## DATA SUPPLIED
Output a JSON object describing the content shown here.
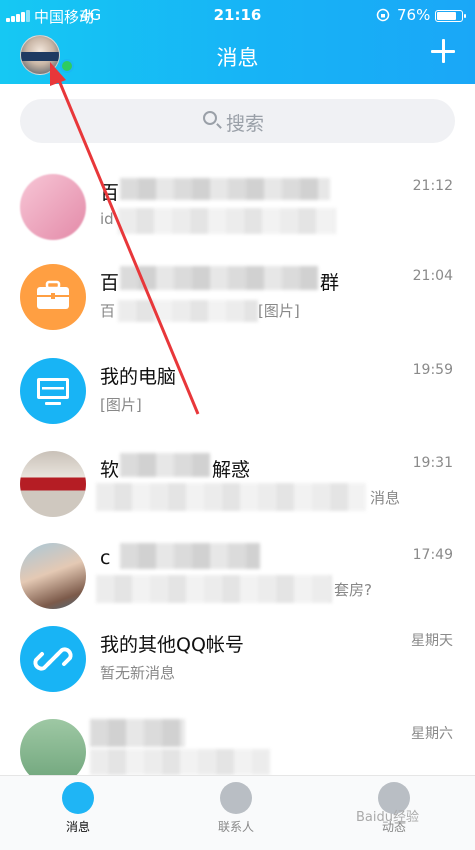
{
  "status_bar": {
    "carrier": "中国移动",
    "network": "4G",
    "time": "21:16",
    "battery": "76%"
  },
  "header": {
    "title": "消息"
  },
  "search": {
    "placeholder": "搜索"
  },
  "conversations": [
    {
      "name_visible": "百",
      "message_visible": "id",
      "time": "21:12"
    },
    {
      "name_visible": "百",
      "name_suffix": "群",
      "message_visible": "百",
      "message_suffix": "[图片]",
      "time": "21:04"
    },
    {
      "name": "我的电脑",
      "message": "[图片]",
      "time": "19:59"
    },
    {
      "name_visible": "软",
      "name_suffix": "解惑",
      "message_suffix": "消息",
      "time": "19:31"
    },
    {
      "name_visible": "c",
      "message_suffix": "套房?",
      "time": "17:49"
    },
    {
      "name": "我的其他QQ帐号",
      "message": "暂无新消息",
      "time": "星期天"
    },
    {
      "name_visible": "",
      "message_visible": "",
      "time": "星期六"
    }
  ],
  "tabs": [
    {
      "label": "消息",
      "active": true
    },
    {
      "label": "联系人",
      "active": false
    },
    {
      "label": "动态",
      "active": false
    }
  ],
  "watermark": "Baidu经验",
  "colors": {
    "header": "#17b3f6",
    "accent": "#18b4f5",
    "orange": "#ff9f42",
    "annotation": "#e8373a"
  }
}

## PROBLEM DESCRIPTION
Write out the records above exactly as they appear, leaving out any pictures.

## FINISHED TASK
Output a JSON object describing the content shown here.
{
  "status_bar": {
    "carrier": "中国移动",
    "network": "4G",
    "time": "21:16",
    "battery": "76%"
  },
  "header": {
    "title": "消息"
  },
  "search": {
    "placeholder": "搜索"
  },
  "conversations": [
    {
      "name_visible": "百",
      "message_visible": "id",
      "time": "21:12"
    },
    {
      "name_visible": "百",
      "name_suffix": "群",
      "message_visible": "百",
      "message_suffix": "[图片]",
      "time": "21:04"
    },
    {
      "name": "我的电脑",
      "message": "[图片]",
      "time": "19:59"
    },
    {
      "name_visible": "软",
      "name_suffix": "解惑",
      "message_suffix": "消息",
      "time": "19:31"
    },
    {
      "name_visible": "c",
      "message_suffix": "套房?",
      "time": "17:49"
    },
    {
      "name": "我的其他QQ帐号",
      "message": "暂无新消息",
      "time": "星期天"
    },
    {
      "name_visible": "",
      "message_visible": "",
      "time": "星期六"
    }
  ],
  "tabs": [
    {
      "label": "消息",
      "active": true
    },
    {
      "label": "联系人",
      "active": false
    },
    {
      "label": "动态",
      "active": false
    }
  ],
  "watermark": "Baidu经验",
  "colors": {
    "header": "#17b3f6",
    "accent": "#18b4f5",
    "orange": "#ff9f42",
    "annotation": "#e8373a"
  }
}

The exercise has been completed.